Leave out the images; return the rest of the data exactly.
--- START EXERCISE MATERIALS ---
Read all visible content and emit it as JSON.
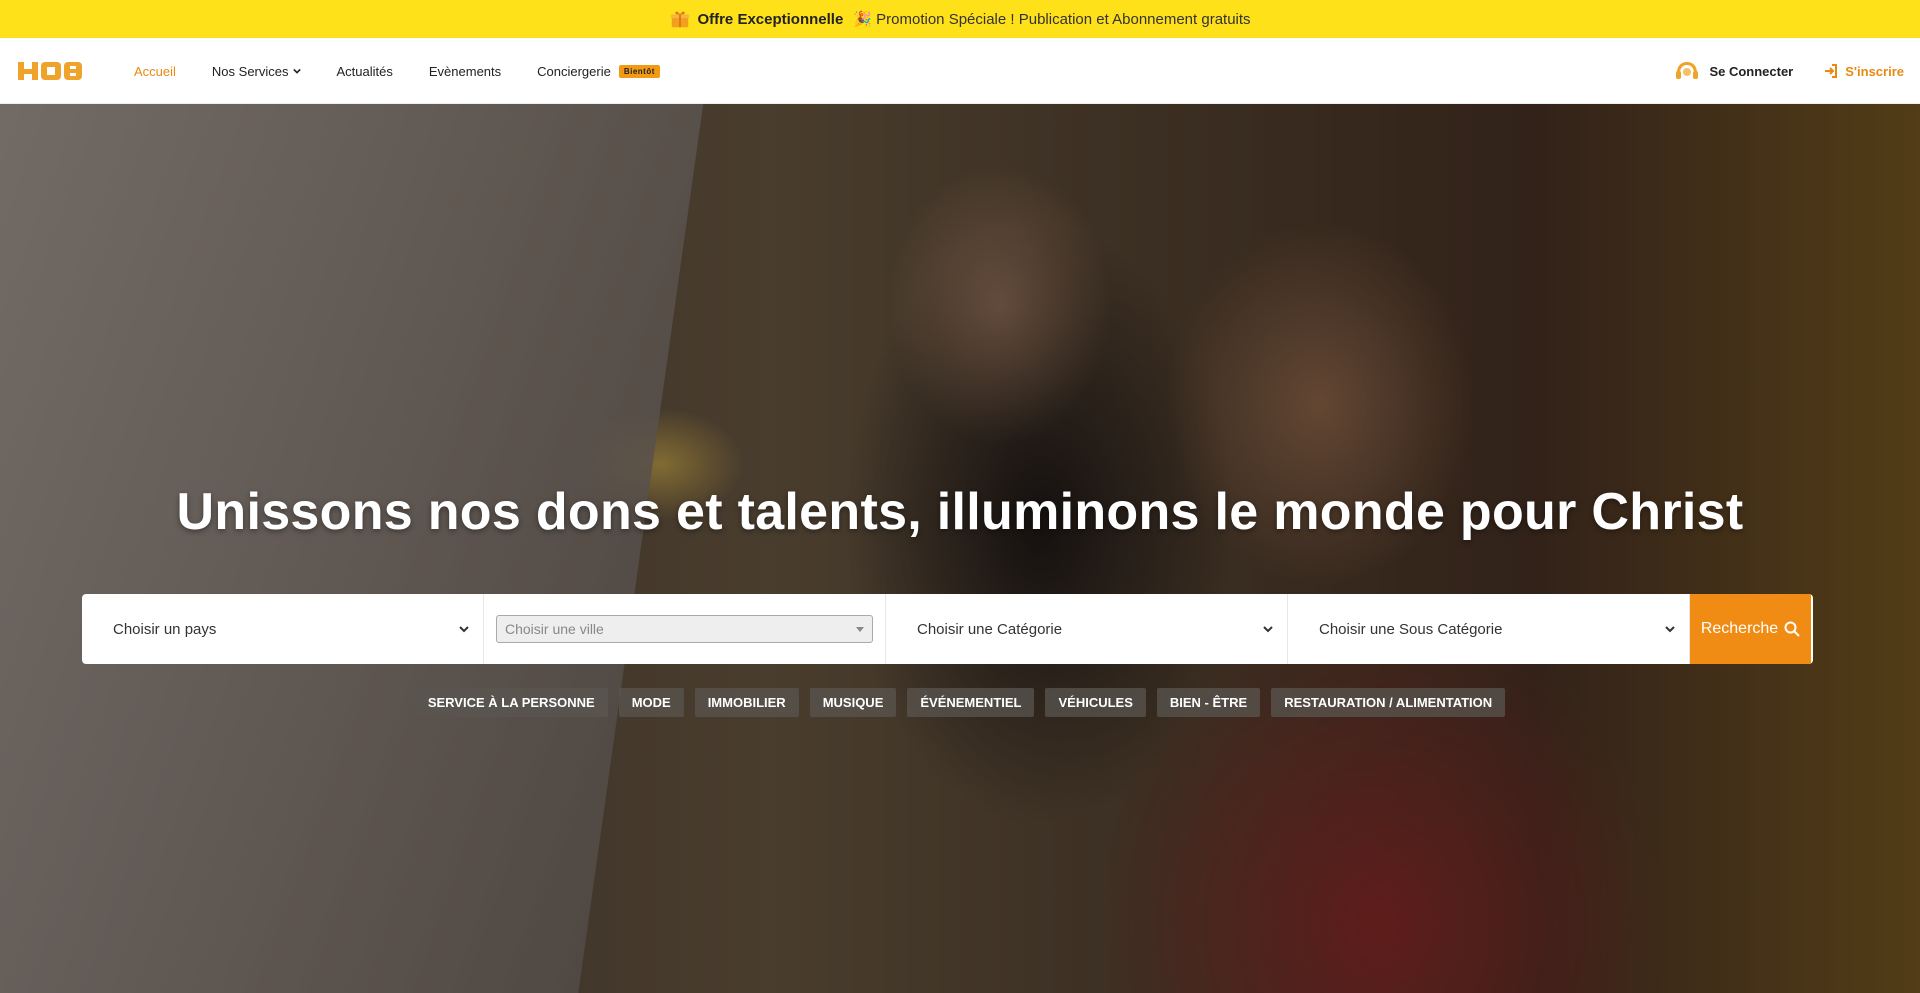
{
  "promo": {
    "title": "Offre Exceptionnelle",
    "text": "🎉 Promotion Spéciale ! Publication et Abonnement gratuits"
  },
  "brand": {
    "logo": "HOB",
    "accent": "#e88a12",
    "banner": "#ffe11a"
  },
  "nav": {
    "items": [
      {
        "label": "Accueil"
      },
      {
        "label": "Nos Services"
      },
      {
        "label": "Actualités"
      },
      {
        "label": "Evènements"
      },
      {
        "label": "Conciergerie"
      }
    ],
    "badge": "Bientôt",
    "login": "Se Connecter",
    "signup": "S'inscrire"
  },
  "hero": {
    "title": "Unissons nos dons et talents, illuminons le monde pour Christ"
  },
  "search": {
    "country": "Choisir un pays",
    "city": "Choisir une ville",
    "category": "Choisir une Catégorie",
    "subcategory": "Choisir une Sous Catégorie",
    "button": "Recherche"
  },
  "tags": [
    "SERVICE À LA PERSONNE",
    "MODE",
    "IMMOBILIER",
    "MUSIQUE",
    "ÉVÉNEMENTIEL",
    "VÉHICULES",
    "BIEN - ÊTRE",
    "RESTAURATION / ALIMENTATION"
  ]
}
--- END EXERCISE MATERIALS ---
FULL RESPONSE
Read all visible content and emit it as JSON.
{
  "promo": {
    "title": "Offre Exceptionnelle",
    "text": "🎉 Promotion Spéciale ! Publication et Abonnement gratuits"
  },
  "brand": {
    "logo": "HOB",
    "accent": "#e88a12",
    "banner": "#ffe11a"
  },
  "nav": {
    "items": [
      {
        "label": "Accueil"
      },
      {
        "label": "Nos Services"
      },
      {
        "label": "Actualités"
      },
      {
        "label": "Evènements"
      },
      {
        "label": "Conciergerie"
      }
    ],
    "badge": "Bientôt",
    "login": "Se Connecter",
    "signup": "S'inscrire"
  },
  "hero": {
    "title": "Unissons nos dons et talents, illuminons le monde pour Christ"
  },
  "search": {
    "country": "Choisir un pays",
    "city": "Choisir une ville",
    "category": "Choisir une Catégorie",
    "subcategory": "Choisir une Sous Catégorie",
    "button": "Recherche"
  },
  "tags": [
    "SERVICE À LA PERSONNE",
    "MODE",
    "IMMOBILIER",
    "MUSIQUE",
    "ÉVÉNEMENTIEL",
    "VÉHICULES",
    "BIEN - ÊTRE",
    "RESTAURATION / ALIMENTATION"
  ]
}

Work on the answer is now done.